● Stated goal: Extract all of the entries and give them again, word for word.

Items from a data source:
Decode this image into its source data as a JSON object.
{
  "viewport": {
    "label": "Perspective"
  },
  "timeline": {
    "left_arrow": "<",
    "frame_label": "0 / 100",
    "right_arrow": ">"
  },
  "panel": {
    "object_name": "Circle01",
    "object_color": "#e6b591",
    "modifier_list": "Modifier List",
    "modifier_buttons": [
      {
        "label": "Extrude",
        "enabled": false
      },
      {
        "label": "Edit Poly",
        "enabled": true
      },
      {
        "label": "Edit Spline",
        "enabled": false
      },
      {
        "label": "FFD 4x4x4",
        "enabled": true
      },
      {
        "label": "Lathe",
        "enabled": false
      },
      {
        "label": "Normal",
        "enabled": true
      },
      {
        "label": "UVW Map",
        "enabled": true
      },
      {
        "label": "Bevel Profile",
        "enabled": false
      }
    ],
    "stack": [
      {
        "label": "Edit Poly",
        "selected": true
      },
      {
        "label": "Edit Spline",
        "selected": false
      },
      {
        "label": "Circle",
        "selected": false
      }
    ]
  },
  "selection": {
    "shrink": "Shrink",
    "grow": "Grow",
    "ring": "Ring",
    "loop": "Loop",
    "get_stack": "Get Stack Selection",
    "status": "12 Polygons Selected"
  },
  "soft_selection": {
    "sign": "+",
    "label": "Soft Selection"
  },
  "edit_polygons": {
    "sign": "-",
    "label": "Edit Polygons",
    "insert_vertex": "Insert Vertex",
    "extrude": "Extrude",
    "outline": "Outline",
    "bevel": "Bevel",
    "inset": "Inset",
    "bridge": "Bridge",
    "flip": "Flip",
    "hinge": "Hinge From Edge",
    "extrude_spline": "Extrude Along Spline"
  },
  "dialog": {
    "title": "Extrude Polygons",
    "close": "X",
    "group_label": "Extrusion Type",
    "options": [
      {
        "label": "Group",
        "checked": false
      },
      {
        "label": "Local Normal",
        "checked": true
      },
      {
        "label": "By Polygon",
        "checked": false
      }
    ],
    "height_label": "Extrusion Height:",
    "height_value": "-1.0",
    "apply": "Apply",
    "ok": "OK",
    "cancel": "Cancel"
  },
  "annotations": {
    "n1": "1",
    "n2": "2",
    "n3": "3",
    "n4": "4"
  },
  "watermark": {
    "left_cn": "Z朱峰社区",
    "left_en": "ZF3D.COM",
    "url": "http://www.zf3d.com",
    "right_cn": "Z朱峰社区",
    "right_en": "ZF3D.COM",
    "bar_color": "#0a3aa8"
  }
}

● Answer to the problem:
Decode this image into its source data as a JSON object.
{
  "viewport": {
    "label": "Perspective"
  },
  "timeline": {
    "left_arrow": "<",
    "frame_label": "0 / 100",
    "right_arrow": ">"
  },
  "panel": {
    "object_name": "Circle01",
    "object_color": "#e6b591",
    "modifier_list": "Modifier List",
    "modifier_buttons": [
      {
        "label": "Extrude",
        "enabled": false
      },
      {
        "label": "Edit Poly",
        "enabled": true
      },
      {
        "label": "Edit Spline",
        "enabled": false
      },
      {
        "label": "FFD 4x4x4",
        "enabled": true
      },
      {
        "label": "Lathe",
        "enabled": false
      },
      {
        "label": "Normal",
        "enabled": true
      },
      {
        "label": "UVW Map",
        "enabled": true
      },
      {
        "label": "Bevel Profile",
        "enabled": false
      }
    ],
    "stack": [
      {
        "label": "Edit Poly",
        "selected": true
      },
      {
        "label": "Edit Spline",
        "selected": false
      },
      {
        "label": "Circle",
        "selected": false
      }
    ]
  },
  "selection": {
    "shrink": "Shrink",
    "grow": "Grow",
    "ring": "Ring",
    "loop": "Loop",
    "get_stack": "Get Stack Selection",
    "status": "12 Polygons Selected"
  },
  "soft_selection": {
    "sign": "+",
    "label": "Soft Selection"
  },
  "edit_polygons": {
    "sign": "-",
    "label": "Edit Polygons",
    "insert_vertex": "Insert Vertex",
    "extrude": "Extrude",
    "outline": "Outline",
    "bevel": "Bevel",
    "inset": "Inset",
    "bridge": "Bridge",
    "flip": "Flip",
    "hinge": "Hinge From Edge",
    "extrude_spline": "Extrude Along Spline"
  },
  "dialog": {
    "title": "Extrude Polygons",
    "close": "X",
    "group_label": "Extrusion Type",
    "options": [
      {
        "label": "Group",
        "checked": false
      },
      {
        "label": "Local Normal",
        "checked": true
      },
      {
        "label": "By Polygon",
        "checked": false
      }
    ],
    "height_label": "Extrusion Height:",
    "height_value": "-1.0",
    "apply": "Apply",
    "ok": "OK",
    "cancel": "Cancel"
  },
  "annotations": {
    "n1": "1",
    "n2": "2",
    "n3": "3",
    "n4": "4"
  },
  "watermark": {
    "left_cn": "Z朱峰社区",
    "left_en": "ZF3D.COM",
    "url": "http://www.zf3d.com",
    "right_cn": "Z朱峰社区",
    "right_en": "ZF3D.COM",
    "bar_color": "#0a3aa8"
  }
}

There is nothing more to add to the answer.